EXCERPTED PASSAGE -
══════════════════════════════

Three core module types interact for running checks:

  • Executors: gather raw data (SQL queries or shell commands).

  • Validators: lua-based logic for interpreting gathered data.

  • Configuration: maps executors/validators to each check, including metadata like PostgreSQL version applicability.

This modular structure provides a high degree of customization and allows users to add their own environment-specific checks without having to modify the main program code.

Configuration file (config.json)

The checks are configured via a JSON file. Example, simple_config.json: 

{
	"header": "Server and Database Information Report",
    "report_name": "Report name",
    "description": "Some description",

    "section" : {

        "system" : {
            "header": "Example bash test",
            "description": "Common info about current host",
            "items": [
                {
                    "name": "hello world check",
    
                    "description" : "Compare hello world results",

                    "executors": [
                        {
                          "script": "tests/common/script/simple_script.sh",
                          "min_ver": "none",
                          "max_ver": "none"
                        }
                    ],
                    "validators": [
                        {
                          "script": "tests/common/lua/simple_bash_validate.lua",
                          "min_ver": "none",
                          "max_ver": "none"
                        }
                    ]
                }
            ]
        },
        "sql" : {
            "header": "Example sql test",
            "description": "Test connection into database",
            "items": [
                {
                    "name" : "select pg_version",
                    
                    "description" : "select pg_version",
                    
                    "executors": [
                        {
                          "script": "tests/common/script/simple_sql.sql",
                          "min_ver": "none",
                          "max_ver": "none"
                        }
                    ],
                    "validators": [
                        {
                          "script": "tests/common/lua/simple_sql_validate.lua",
                          "min_ver": "none",
                          "max_ver": "none"
                        }
                    ]
                }
            ]
        }
    }
}

Global fields

  • header (String): report header.

  • report_name (String): report name.

  • description (String): general description.

  • section (Object): object containing definitions of various sections of the report. Each section represents a logical group of checks. The keys of this object (for example, “system”, “sql”) are group identifiers that can be used to selectively run checks using the --groups command line argument.

══════════════════════════════

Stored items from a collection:

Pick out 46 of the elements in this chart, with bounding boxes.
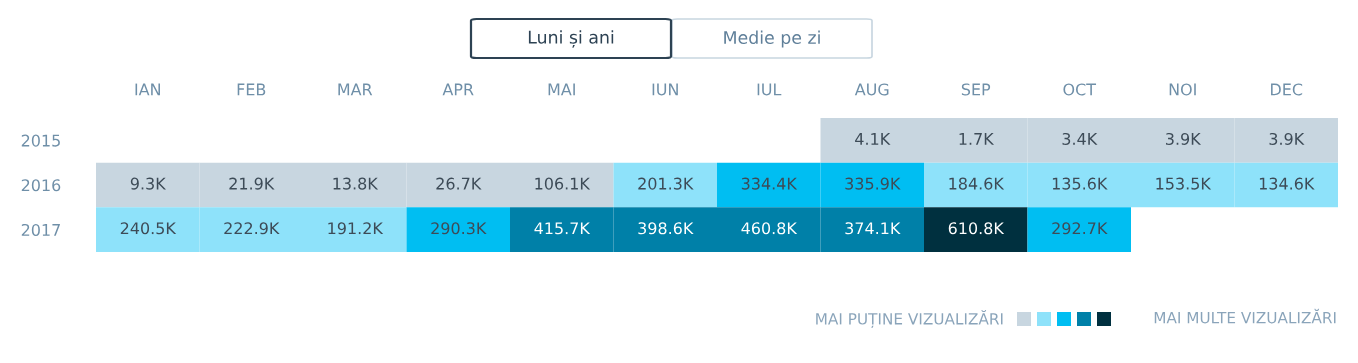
x-tick-label: IUL — [757, 83, 782, 96]
x-tick-label: FEB — [237, 83, 266, 96]
data-label: 1.7K — [959, 133, 995, 145]
data-label: 415.7K — [534, 222, 591, 235]
data-label: 135.6K — [1052, 177, 1108, 190]
data-label: 334.4K — [741, 177, 798, 190]
x-tick-label: DEC — [1271, 83, 1303, 96]
data-label: 106.1K — [535, 177, 591, 190]
data-label: 240.5K — [120, 222, 177, 235]
data-label: 184.6K — [949, 177, 1005, 190]
data-label: 9.3K — [130, 177, 167, 190]
data-label: 21.9K — [229, 177, 275, 190]
data-label: 153.5K — [1156, 177, 1212, 190]
data-label: 201.3K — [638, 177, 694, 190]
x-tick-label: NOI — [1169, 83, 1196, 96]
data-label: 292.7K — [1052, 222, 1108, 235]
data-label: 3.9K — [1269, 132, 1305, 145]
text: Luni și ani — [528, 30, 614, 48]
data-label: 460.8K — [741, 222, 798, 235]
data-label: 398.6K — [638, 222, 694, 235]
x-tick-label: SEP — [961, 83, 991, 96]
text: Medie pe zi — [724, 30, 820, 48]
data-label: 335.9K — [845, 177, 901, 190]
y-tick-label: 2016 — [21, 179, 61, 192]
x-tick-label: APR — [442, 83, 474, 96]
y-tick-label: 2017 — [21, 223, 60, 236]
data-label: 191.2K — [328, 222, 384, 235]
data-label: 610.8K — [948, 222, 1005, 235]
y-tick-label: 2015 — [21, 134, 60, 147]
data-label: 290.3K — [431, 222, 487, 235]
x-tick-label: AUG — [854, 83, 889, 96]
x-tick-label: IAN — [135, 83, 160, 96]
x-tick-label: OCT — [1063, 83, 1097, 96]
text: MAI PUȚINE VIZUALIZĂRI — [816, 309, 1003, 329]
x-tick-label: IUN — [652, 83, 678, 96]
data-label: 13.8K — [333, 177, 379, 190]
x-tick-label: MAI — [548, 83, 575, 96]
data-label: 3.4K — [1062, 132, 1098, 145]
x-tick-label: MAR — [338, 83, 373, 96]
text: MAI MULTE VIZUALIZĂRI — [1154, 308, 1336, 324]
data-label: 26.7K — [436, 177, 482, 190]
data-label: 374.1K — [845, 222, 901, 235]
data-label: 134.6K — [1259, 177, 1315, 190]
data-label: 222.9K — [224, 222, 280, 235]
data-label: 4.1K — [855, 133, 891, 145]
data-label: 3.9K — [1166, 132, 1202, 145]
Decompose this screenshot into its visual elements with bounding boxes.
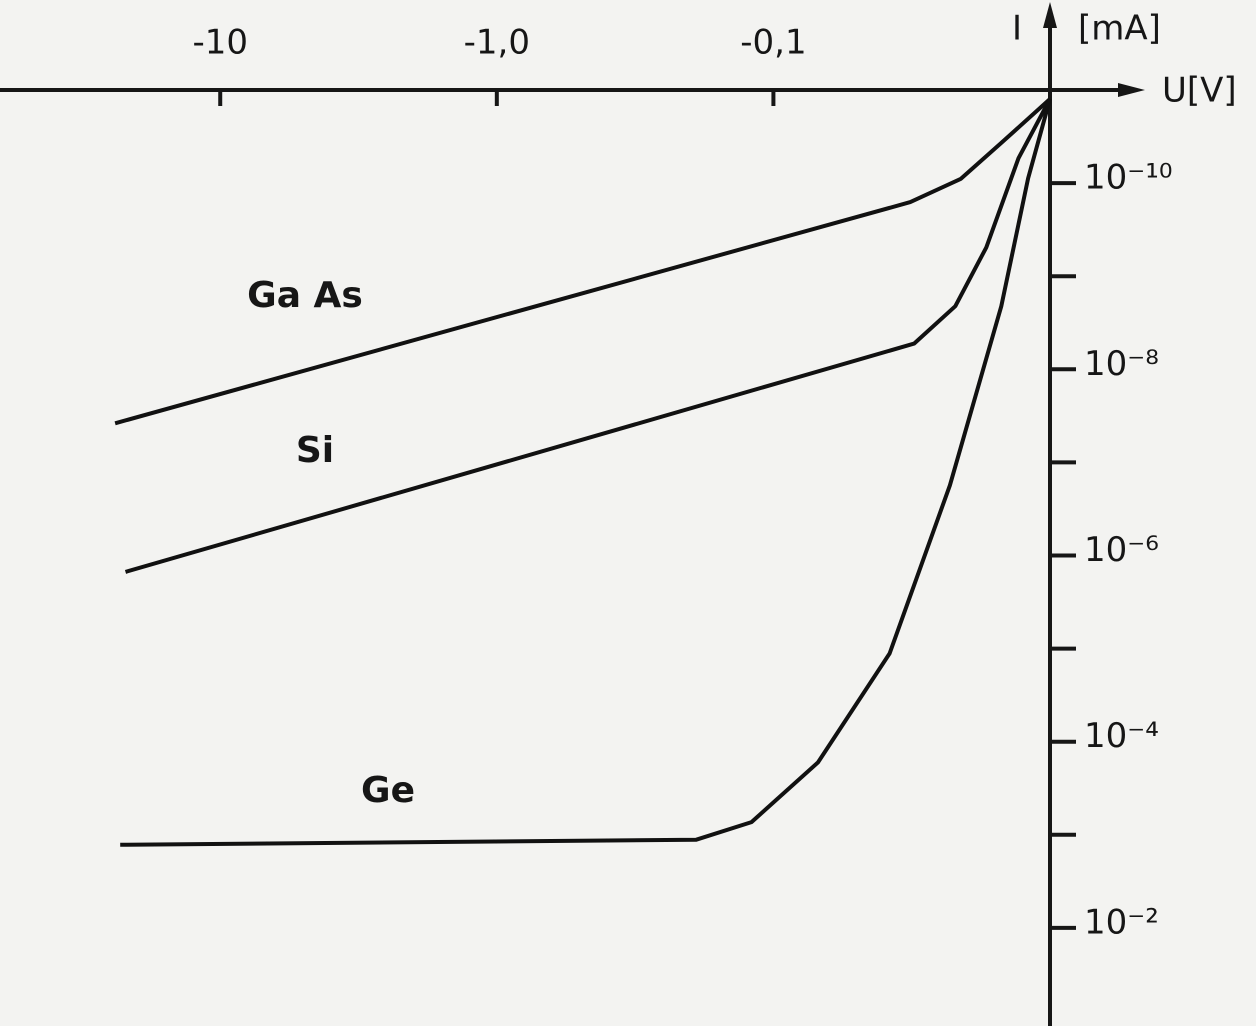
- y-tick-label: 10⁻⁴: [1084, 716, 1159, 756]
- y-axis-label: I: [1012, 9, 1022, 49]
- series-label: Ga As: [247, 275, 363, 316]
- x-tick-label: -10: [192, 23, 248, 63]
- x-axis-label: U[V]: [1162, 71, 1237, 111]
- series-line: [124, 98, 1052, 574]
- series-line: [114, 97, 1052, 426]
- x-tick-label: -1,0: [464, 23, 530, 63]
- y-axis-arrow: [1043, 2, 1057, 28]
- y-axis-unit: [mA]: [1078, 9, 1161, 49]
- series-label: Ge: [361, 770, 415, 811]
- y-tick-label: 10⁻⁶: [1084, 530, 1159, 570]
- x-axis-arrow: [1118, 83, 1145, 97]
- y-tick-label: 10⁻⁸: [1084, 344, 1159, 384]
- series-line: [120, 98, 1052, 847]
- y-tick-label: 10⁻²: [1084, 902, 1159, 942]
- y-tick-label: 10⁻¹⁰: [1084, 158, 1172, 198]
- x-tick-label: -0,1: [740, 23, 806, 63]
- series-label: Si: [296, 430, 334, 471]
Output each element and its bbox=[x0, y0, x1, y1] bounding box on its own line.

══════════════════════════════

THE TASK -
For each statement below, answer yes or no to say whether it agrees with the check-configuration excerpt, and quote the excerpt's words that decide it. (a) Validators use Lua to interpret the data that executors gather. (b) To add environment-specific checks, users must change the main program code. (c) The section keys, such as "system" and "sql", can be passed to the --groups argument to run only some checks. The items are separate material and are not part of the check-configuration excerpt.

CORRECT ANSWER -
(a) Yes: "Validators: lua-based logic for interpreting gathered data."
(b) No: "allows users to add their own environment-specific checks without having to modify the main program code."
(c) Yes: "are group identifiers that can be used to selectively run checks using the --groups command line argument."